Data shown:
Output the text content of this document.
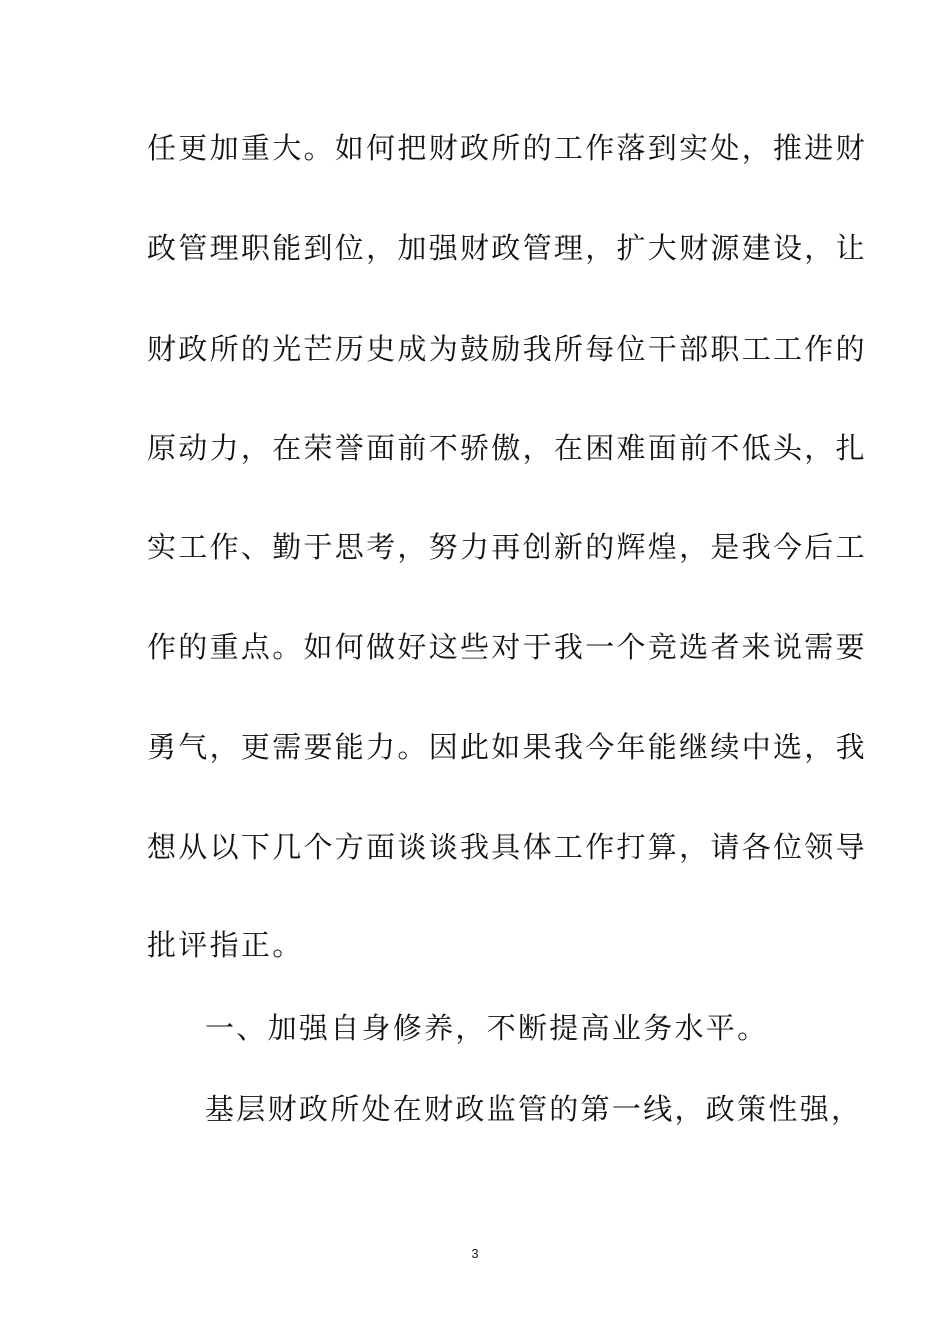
任更加重大。如何把财政所的工作落到实处，推进财
政管理职能到位，加强财政管理，扩大财源建设，让
财政所的光芒历史成为鼓励我所每位干部职工工作的
原动力，在荣誉面前不骄傲，在困难面前不低头，扎
实工作、勤于思考，努力再创新的辉煌，是我今后工
作的重点。如何做好这些对于我一个竞选者来说需要
勇气，更需要能力。因此如果我今年能继续中选，我
想从以下几个方面谈谈我具体工作打算，请各位领导
批评指正。
一、加强自身修养，不断提高业务水平。
基层财政所处在财政监管的第一线，政策性强，
3
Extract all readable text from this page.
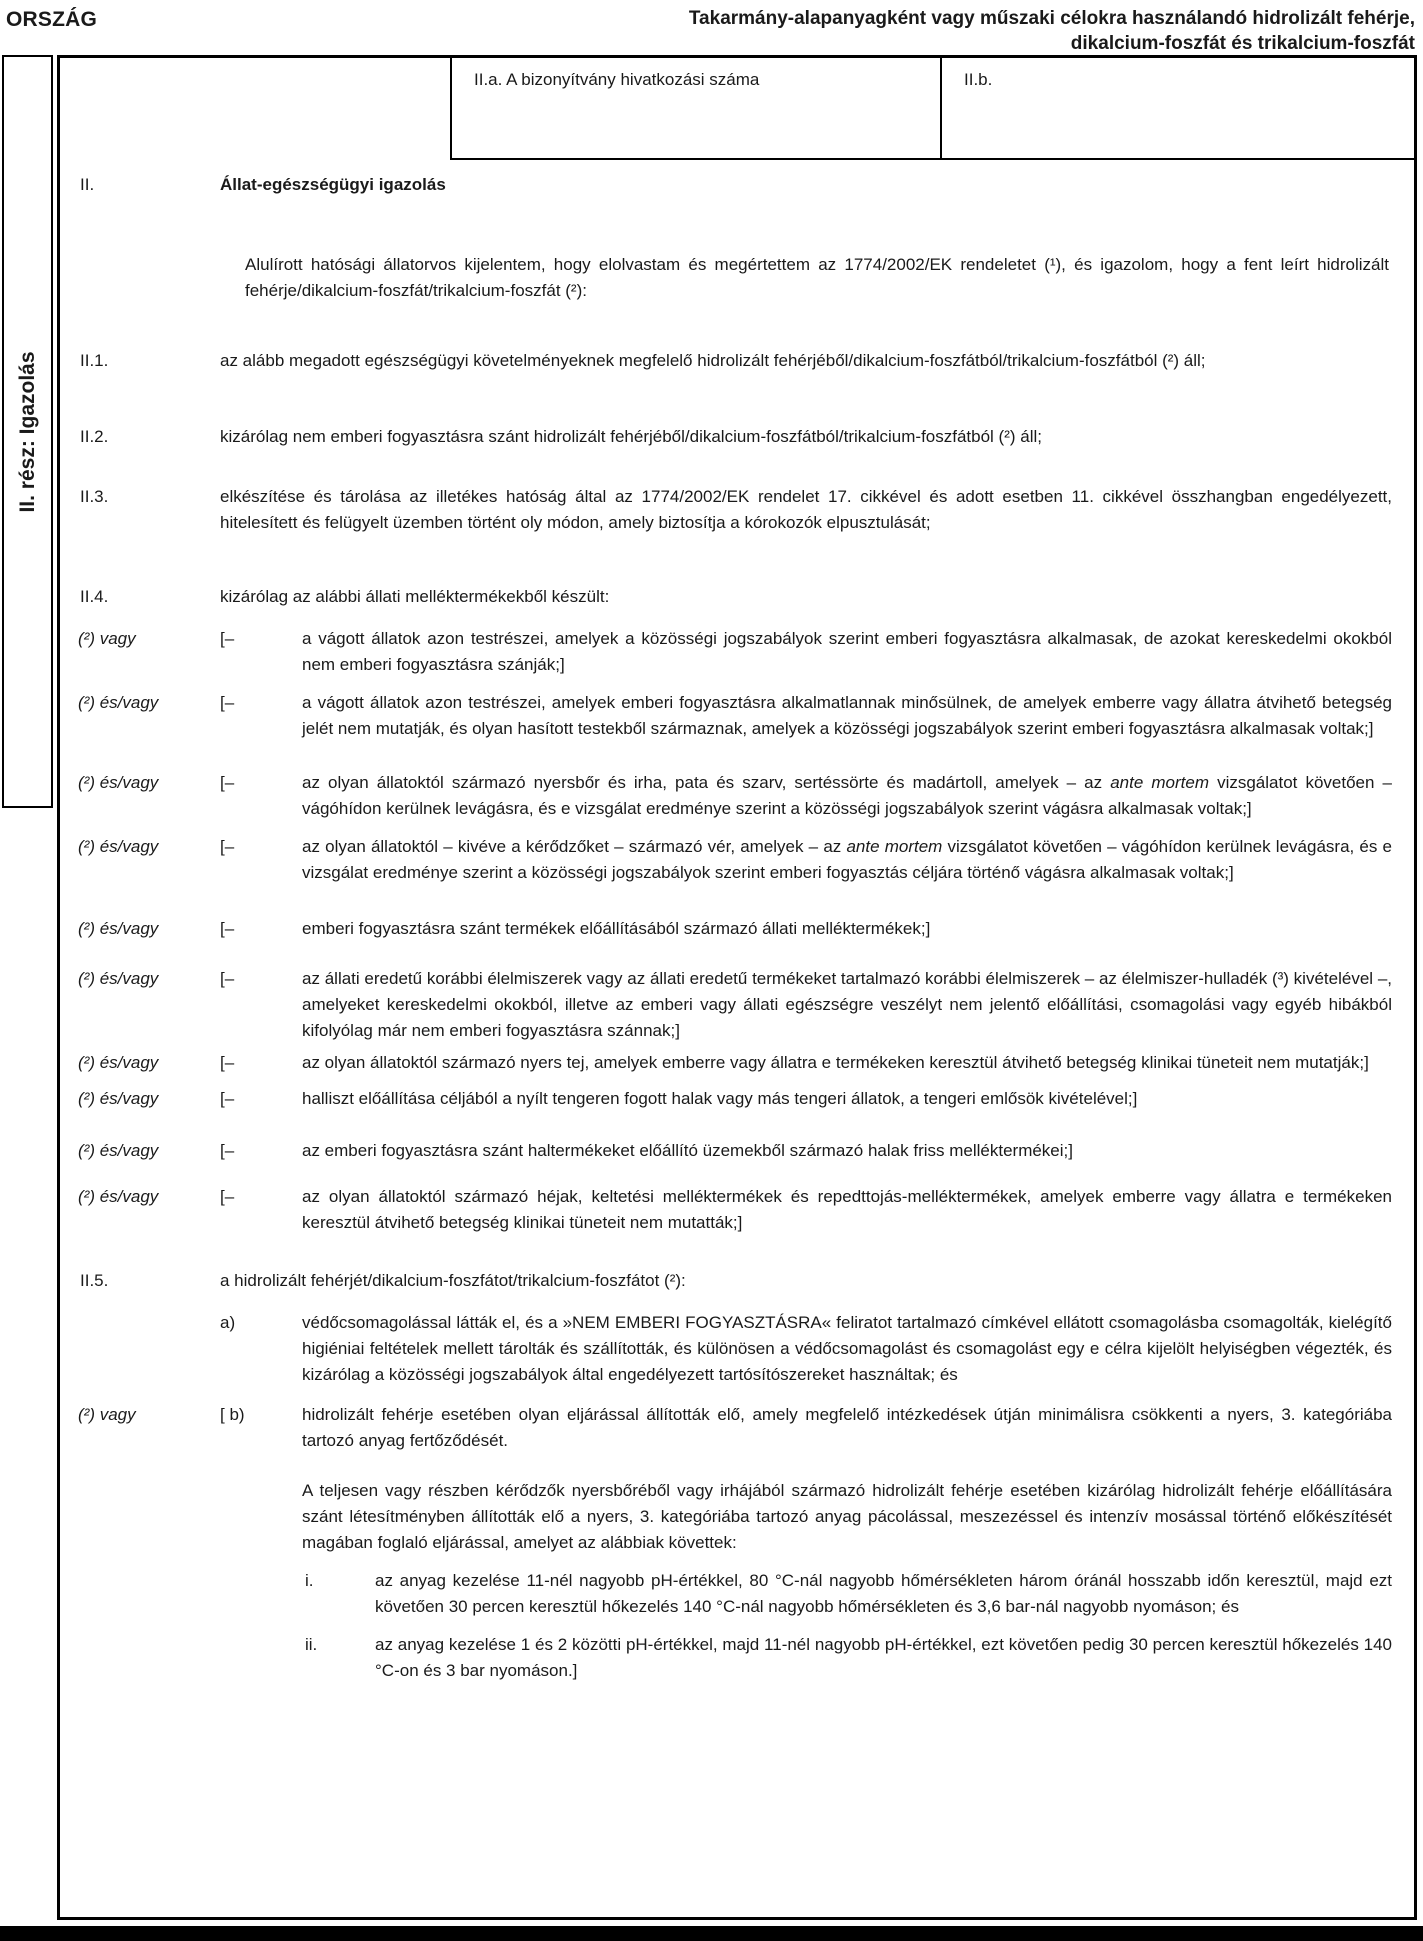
ORSZÁG	Takarmány-alapanyagként vagy műszaki célokra használandó hidrolizált fehérje,
dikalcium-foszfát és trikalcium-foszfát
II. rész: Igazolás
II.a. A bizonyítvány hivatkozási száma	II.b.
II.	Állat-egészségügyi igazolás
Alulírott hatósági állatorvos kijelentem, hogy elolvastam és megértettem az 1774/2002/EK rendeletet (¹), és igazolom, hogy a fent leírt hidrolizált fehérje/dikalcium-foszfát/trikalcium-foszfát (²):
II.1.	az alább megadott egészségügyi követelményeknek megfelelő hidrolizált fehérjéből/dikalcium-foszfátból/trikalcium-foszfátból (²) áll;
II.2.	kizárólag nem emberi fogyasztásra szánt hidrolizált fehérjéből/dikalcium-foszfátból/trikalcium-foszfátból (²) áll;
II.3.	elkészítése és tárolása az illetékes hatóság által az 1774/2002/EK rendelet 17. cikkével és adott esetben 11. cikkével összhangban engedélyezett, hitelesített és felügyelt üzemben történt oly módon, amely biztosítja a kórokozók elpusztulását;
II.4.	kizárólag az alábbi állati melléktermékekből készült:
(²) vagy	[–	a vágott állatok azon testrészei, amelyek a közösségi jogszabályok szerint emberi fogyasztásra alkalmasak, de azokat kereskedelmi okokból nem emberi fogyasztásra szánják;]
(²) és/vagy	[–	a vágott állatok azon testrészei, amelyek emberi fogyasztásra alkalmatlannak minősülnek, de amelyek emberre vagy állatra átvihető betegség jelét nem mutatják, és olyan hasított testekből származnak, amelyek a közösségi jogszabályok szerint emberi fogyasztásra alkalmasak voltak;]
(²) és/vagy	[–	az olyan állatoktól származó nyersbőr és irha, pata és szarv, sertéssörte és madártoll, amelyek – az ante mortem vizsgálatot követően – vágóhídon kerülnek levágásra, és e vizsgálat eredménye szerint a közösségi jogszabályok szerint vágásra alkalmasak voltak;]
(²) és/vagy	[–	az olyan állatoktól – kivéve a kérődzőket – származó vér, amelyek – az ante mortem vizsgálatot követően – vágóhídon kerülnek levágásra, és e vizsgálat eredménye szerint a közösségi jogszabályok szerint emberi fogyasztás céljára történő vágásra alkalmasak voltak;]
(²) és/vagy	[–	emberi fogyasztásra szánt termékek előállításából származó állati melléktermékek;]
(²) és/vagy	[–	az állati eredetű korábbi élelmiszerek vagy az állati eredetű termékeket tartalmazó korábbi élelmiszerek – az élelmiszer-hulladék (³) kivételével –, amelyeket kereskedelmi okokból, illetve az emberi vagy állati egészségre veszélyt nem jelentő előállítási, csomagolási vagy egyéb hibákból kifolyólag már nem emberi fogyasztásra szánnak;]
(²) és/vagy	[–	az olyan állatoktól származó nyers tej, amelyek emberre vagy állatra e termékeken keresztül átvihető betegség klinikai tüneteit nem mutatják;]
(²) és/vagy	[–	halliszt előállítása céljából a nyílt tengeren fogott halak vagy más tengeri állatok, a tengeri emlősök kivételével;]
(²) és/vagy	[–	az emberi fogyasztásra szánt haltermékeket előállító üzemekből származó halak friss melléktermékei;]
(²) és/vagy	[–	az olyan állatoktól származó héjak, keltetési melléktermékek és repedttojás-melléktermékek, amelyek emberre vagy állatra e termékeken keresztül átvihető betegség klinikai tüneteit nem mutatták;]
II.5.	a hidrolizált fehérjét/dikalcium-foszfátot/trikalcium-foszfátot (²):
a)	védőcsomagolással látták el, és a »NEM EMBERI FOGYASZTÁSRA« feliratot tartalmazó címkével ellátott csomagolásba csomagolták, kielégítő higiéniai feltételek mellett tárolták és szállították, és különösen a védőcsomagolást és csomagolást egy e célra kijelölt helyiségben végezték, és kizárólag a közösségi jogszabályok által engedélyezett tartósítószereket használtak; és
(²) vagy	[ b)	hidrolizált fehérje esetében olyan eljárással állították elő, amely megfelelő intézkedések útján minimálisra csökkenti a nyers, 3. kategóriába tartozó anyag fertőződését.
A teljesen vagy részben kérődzők nyersbőréből vagy irhájából származó hidrolizált fehérje esetében kizárólag hidrolizált fehérje előállítására szánt létesítményben állították elő a nyers, 3. kategóriába tartozó anyag pácolással, meszezéssel és intenzív mosással történő előkészítését magában foglaló eljárással, amelyet az alábbiak követtek:
i.	az anyag kezelése 11-nél nagyobb pH-értékkel, 80 °C-nál nagyobb hőmérsékleten három óránál hosszabb időn keresztül, majd ezt követően 30 percen keresztül hőkezelés 140 °C-nál nagyobb hőmérsékleten és 3,6 bar-nál nagyobb nyomáson; és
ii.	az anyag kezelése 1 és 2 közötti pH-értékkel, majd 11-nél nagyobb pH-értékkel, ezt követően pedig 30 percen keresztül hőkezelés 140 °C-on és 3 bar nyomáson.]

Short exercise: Copy the data exactly. Any picture it contains is to be omitted.

The output:
Output the text content of this document.
任更加重大。如何把财政所的工作落到实处，推进财
政管理职能到位，加强财政管理，扩大财源建设，让
财政所的光芒历史成为鼓励我所每位干部职工工作的
原动力，在荣誉面前不骄傲，在困难面前不低头，扎
实工作、勤于思考，努力再创新的辉煌，是我今后工
作的重点。如何做好这些对于我一个竞选者来说需要
勇气，更需要能力。因此如果我今年能继续中选，我
想从以下几个方面谈谈我具体工作打算，请各位领导
批评指正。
一、加强自身修养，不断提高业务水平。
基层财政所处在财政监管的第一线，政策性强，
3
Extract all readable text from this page.
ORSZÁG	Takarmány-alapanyagként vagy műszaki célokra használandó hidrolizált fehérje,
dikalcium-foszfát és trikalcium-foszfát
II. rész: Igazolás
II.a. A bizonyítvány hivatkozási száma	II.b.
II.	Állat-egészségügyi igazolás
Alulírott hatósági állatorvos kijelentem, hogy elolvastam és megértettem az 1774/2002/EK rendeletet (¹), és igazolom, hogy a fent leírt hidrolizált fehérje/dikalcium-foszfát/trikalcium-foszfát (²):
II.1.	az alább megadott egészségügyi követelményeknek megfelelő hidrolizált fehérjéből/dikalcium-foszfátból/trikalcium-foszfátból (²) áll;
II.2.	kizárólag nem emberi fogyasztásra szánt hidrolizált fehérjéből/dikalcium-foszfátból/trikalcium-foszfátból (²) áll;
II.3.	elkészítése és tárolása az illetékes hatóság által az 1774/2002/EK rendelet 17. cikkével és adott esetben 11. cikkével összhangban engedélyezett, hitelesített és felügyelt üzemben történt oly módon, amely biztosítja a kórokozók elpusztulását;
II.4.	kizárólag az alábbi állati melléktermékekből készült:
(²) vagy	[–	a vágott állatok azon testrészei, amelyek a közösségi jogszabályok szerint emberi fogyasztásra alkalmasak, de azokat kereskedelmi okokból nem emberi fogyasztásra szánják;]
(²) és/vagy	[–	a vágott állatok azon testrészei, amelyek emberi fogyasztásra alkalmatlannak minősülnek, de amelyek emberre vagy állatra átvihető betegség jelét nem mutatják, és olyan hasított testekből származnak, amelyek a közösségi jogszabályok szerint emberi fogyasztásra alkalmasak voltak;]
(²) és/vagy	[–	az olyan állatoktól származó nyersbőr és irha, pata és szarv, sertéssörte és madártoll, amelyek – az ante mortem vizsgálatot követően – vágóhídon kerülnek levágásra, és e vizsgálat eredménye szerint a közösségi jogszabályok szerint vágásra alkalmasak voltak;]
(²) és/vagy	[–	az olyan állatoktól – kivéve a kérődzőket – származó vér, amelyek – az ante mortem vizsgálatot követően – vágóhídon kerülnek levágásra, és e vizsgálat eredménye szerint a közösségi jogszabályok szerint emberi fogyasztás céljára történő vágásra alkalmasak voltak;]
(²) és/vagy	[–	emberi fogyasztásra szánt termékek előállításából származó állati melléktermékek;]
(²) és/vagy	[–	az állati eredetű korábbi élelmiszerek vagy az állati eredetű termékeket tartalmazó korábbi élelmiszerek – az élelmiszer-hulladék (³) kivételével –, amelyeket kereskedelmi okokból, illetve az emberi vagy állati egészségre veszélyt nem jelentő előállítási, csomagolási vagy egyéb hibákból kifolyólag már nem emberi fogyasztásra szánnak;]
(²) és/vagy	[–	az olyan állatoktól származó nyers tej, amelyek emberre vagy állatra e termékeken keresztül átvihető betegség klinikai tüneteit nem mutatják;]
(²) és/vagy	[–	halliszt előállítása céljából a nyílt tengeren fogott halak vagy más tengeri állatok, a tengeri emlősök kivételével;]
(²) és/vagy	[–	az emberi fogyasztásra szánt haltermékeket előállító üzemekből származó halak friss melléktermékei;]
(²) és/vagy	[–	az olyan állatoktól származó héjak, keltetési melléktermékek és repedttojás-melléktermékek, amelyek emberre vagy állatra e termékeken keresztül átvihető betegség klinikai tüneteit nem mutatták;]
II.5.	a hidrolizált fehérjét/dikalcium-foszfátot/trikalcium-foszfátot (²):
a)	védőcsomagolással látták el, és a »NEM EMBERI FOGYASZTÁSRA« feliratot tartalmazó címkével ellátott csomagolásba csomagolták, kielégítő higiéniai feltételek mellett tárolták és szállították, és különösen a védőcsomagolást és csomagolást egy e célra kijelölt helyiségben végezték, és kizárólag a közösségi jogszabályok által engedélyezett tartósítószereket használtak; és
(²) vagy	[ b)	hidrolizált fehérje esetében olyan eljárással állították elő, amely megfelelő intézkedések útján minimálisra csökkenti a nyers, 3. kategóriába tartozó anyag fertőződését.
A teljesen vagy részben kérődzők nyersbőréből vagy irhájából származó hidrolizált fehérje esetében kizárólag hidrolizált fehérje előállítására szánt létesítményben állították elő a nyers, 3. kategóriába tartozó anyag pácolással, meszezéssel és intenzív mosással történő előkészítését magában foglaló eljárással, amelyet az alábbiak követtek:
i.	az anyag kezelése 11-nél nagyobb pH-értékkel, 80 °C-nál nagyobb hőmérsékleten három óránál hosszabb időn keresztül, majd ezt követően 30 percen keresztül hőkezelés 140 °C-nál nagyobb hőmérsékleten és 3,6 bar-nál nagyobb nyomáson; és
ii.	az anyag kezelése 1 és 2 közötti pH-értékkel, majd 11-nél nagyobb pH-értékkel, ezt követően pedig 30 percen keresztül hőkezelés 140 °C-on és 3 bar nyomáson.]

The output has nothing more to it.